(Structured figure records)

_ _ _

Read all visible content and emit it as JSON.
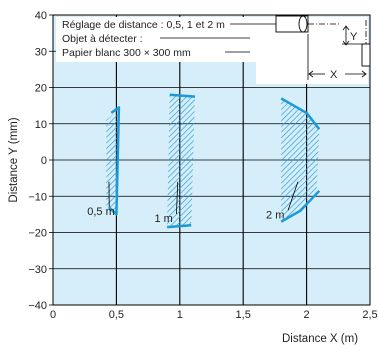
{
  "chart_data": {
    "type": "area",
    "xlabel": "Distance X (m)",
    "ylabel": "Distance Y (mm)",
    "xlim": [
      0,
      2.5
    ],
    "ylim": [
      -40,
      40
    ],
    "x_ticks": [
      "0",
      "0,5",
      "1",
      "1,5",
      "2",
      "2,5"
    ],
    "y_ticks": [
      "40",
      "30",
      "20",
      "10",
      "0",
      "−10",
      "−20",
      "−30",
      "−40"
    ],
    "grid": true,
    "colors": {
      "plot_background": "#d6eef9",
      "pattern": "#2a9fd6",
      "edge": "#1a9ad8",
      "grid": "#000000"
    },
    "info_box": {
      "line1": "Réglage de distance : 0,5, 1 et 2 m",
      "line2": "Objet à détecter :",
      "line3": "Papier blanc 300 × 300 mm"
    },
    "inset": {
      "y_label": "Y",
      "x_label": "X"
    },
    "series": [
      {
        "name": "0,5 m",
        "polygon": [
          [
            0.42,
            11
          ],
          [
            0.52,
            14
          ],
          [
            0.5,
            -15
          ],
          [
            0.42,
            -13
          ]
        ],
        "edge": [
          [
            0.46,
            13
          ],
          [
            0.52,
            14.5
          ],
          [
            0.5,
            -15
          ],
          [
            0.44,
            -13
          ]
        ],
        "label_pos": [
          0.27,
          -14
        ]
      },
      {
        "name": "1 m",
        "polygon": [
          [
            0.92,
            18
          ],
          [
            1.12,
            17.5
          ],
          [
            1.09,
            -18.5
          ],
          [
            0.9,
            -18
          ]
        ],
        "edge_top": [
          [
            0.92,
            18
          ],
          [
            1.12,
            17.5
          ]
        ],
        "edge_bottom": [
          [
            0.9,
            -18.5
          ],
          [
            1.09,
            -18
          ]
        ],
        "label_pos": [
          0.8,
          -16
        ]
      },
      {
        "name": "2 m",
        "polygon": [
          [
            1.8,
            17
          ],
          [
            2.0,
            13
          ],
          [
            2.1,
            8
          ],
          [
            2.08,
            -8
          ],
          [
            1.95,
            -14
          ],
          [
            1.8,
            -17
          ]
        ],
        "edge_top": [
          [
            1.8,
            17
          ],
          [
            2.0,
            13
          ],
          [
            2.1,
            8.5
          ]
        ],
        "edge_bottom": [
          [
            1.8,
            -17
          ],
          [
            1.95,
            -14
          ],
          [
            2.1,
            -8.5
          ]
        ],
        "label_pos": [
          1.68,
          -15
        ]
      }
    ]
  }
}
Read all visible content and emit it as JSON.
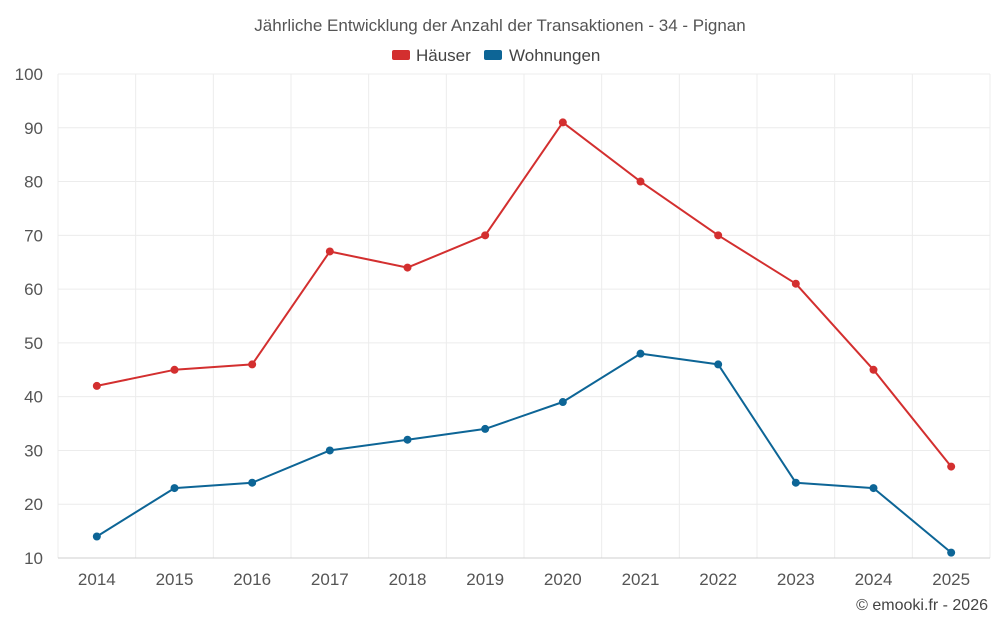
{
  "chart_data": {
    "type": "line",
    "title": "Jährliche Entwicklung der Anzahl der Transaktionen - 34 - Pignan",
    "categories": [
      "2014",
      "2015",
      "2016",
      "2017",
      "2018",
      "2019",
      "2020",
      "2021",
      "2022",
      "2023",
      "2024",
      "2025"
    ],
    "series": [
      {
        "name": "Häuser",
        "color": "#d32f2f",
        "values": [
          42,
          45,
          46,
          67,
          64,
          70,
          91,
          80,
          70,
          61,
          45,
          27
        ]
      },
      {
        "name": "Wohnungen",
        "color": "#0d6596",
        "values": [
          14,
          23,
          24,
          30,
          32,
          34,
          39,
          48,
          46,
          24,
          23,
          11
        ]
      }
    ],
    "xlabel": "",
    "ylabel": "",
    "ylim": [
      10,
      100
    ],
    "yticks": [
      "10",
      "20",
      "30",
      "40",
      "50",
      "60",
      "70",
      "80",
      "90",
      "100"
    ],
    "grid": true,
    "legend_position": "top-center"
  },
  "credit": "© emooki.fr - 2026"
}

_ _ _

- **What you need to do**
Copy the records above exactly, leaving out every picture.

- **Full answer**
Read all visible content and emit it as JSON.
{
  "chart_data": {
    "type": "area",
    "xlabel": "Distance X (m)",
    "ylabel": "Distance Y (mm)",
    "xlim": [
      0,
      2.5
    ],
    "ylim": [
      -40,
      40
    ],
    "x_ticks": [
      "0",
      "0,5",
      "1",
      "1,5",
      "2",
      "2,5"
    ],
    "y_ticks": [
      "40",
      "30",
      "20",
      "10",
      "0",
      "−10",
      "−20",
      "−30",
      "−40"
    ],
    "grid": true,
    "colors": {
      "plot_background": "#d6eef9",
      "pattern": "#2a9fd6",
      "edge": "#1a9ad8",
      "grid": "#000000"
    },
    "info_box": {
      "line1": "Réglage de distance : 0,5, 1 et 2 m",
      "line2": "Objet à détecter :",
      "line3": "Papier blanc 300 × 300 mm"
    },
    "inset": {
      "y_label": "Y",
      "x_label": "X"
    },
    "series": [
      {
        "name": "0,5 m",
        "polygon": [
          [
            0.42,
            11
          ],
          [
            0.52,
            14
          ],
          [
            0.5,
            -15
          ],
          [
            0.42,
            -13
          ]
        ],
        "edge": [
          [
            0.46,
            13
          ],
          [
            0.52,
            14.5
          ],
          [
            0.5,
            -15
          ],
          [
            0.44,
            -13
          ]
        ],
        "label_pos": [
          0.27,
          -14
        ]
      },
      {
        "name": "1 m",
        "polygon": [
          [
            0.92,
            18
          ],
          [
            1.12,
            17.5
          ],
          [
            1.09,
            -18.5
          ],
          [
            0.9,
            -18
          ]
        ],
        "edge_top": [
          [
            0.92,
            18
          ],
          [
            1.12,
            17.5
          ]
        ],
        "edge_bottom": [
          [
            0.9,
            -18.5
          ],
          [
            1.09,
            -18
          ]
        ],
        "label_pos": [
          0.8,
          -16
        ]
      },
      {
        "name": "2 m",
        "polygon": [
          [
            1.8,
            17
          ],
          [
            2.0,
            13
          ],
          [
            2.1,
            8
          ],
          [
            2.08,
            -8
          ],
          [
            1.95,
            -14
          ],
          [
            1.8,
            -17
          ]
        ],
        "edge_top": [
          [
            1.8,
            17
          ],
          [
            2.0,
            13
          ],
          [
            2.1,
            8.5
          ]
        ],
        "edge_bottom": [
          [
            1.8,
            -17
          ],
          [
            1.95,
            -14
          ],
          [
            2.1,
            -8.5
          ]
        ],
        "label_pos": [
          1.68,
          -15
        ]
      }
    ]
  }
}
Read all visible content and emit it as JSON.
{
  "chart_data": {
    "type": "line",
    "title": "Jährliche Entwicklung der Anzahl der Transaktionen - 34 - Pignan",
    "categories": [
      "2014",
      "2015",
      "2016",
      "2017",
      "2018",
      "2019",
      "2020",
      "2021",
      "2022",
      "2023",
      "2024",
      "2025"
    ],
    "series": [
      {
        "name": "Häuser",
        "color": "#d32f2f",
        "values": [
          42,
          45,
          46,
          67,
          64,
          70,
          91,
          80,
          70,
          61,
          45,
          27
        ]
      },
      {
        "name": "Wohnungen",
        "color": "#0d6596",
        "values": [
          14,
          23,
          24,
          30,
          32,
          34,
          39,
          48,
          46,
          24,
          23,
          11
        ]
      }
    ],
    "xlabel": "",
    "ylabel": "",
    "ylim": [
      10,
      100
    ],
    "yticks": [
      "10",
      "20",
      "30",
      "40",
      "50",
      "60",
      "70",
      "80",
      "90",
      "100"
    ],
    "grid": true,
    "legend_position": "top-center"
  },
  "credit": "© emooki.fr - 2026"
}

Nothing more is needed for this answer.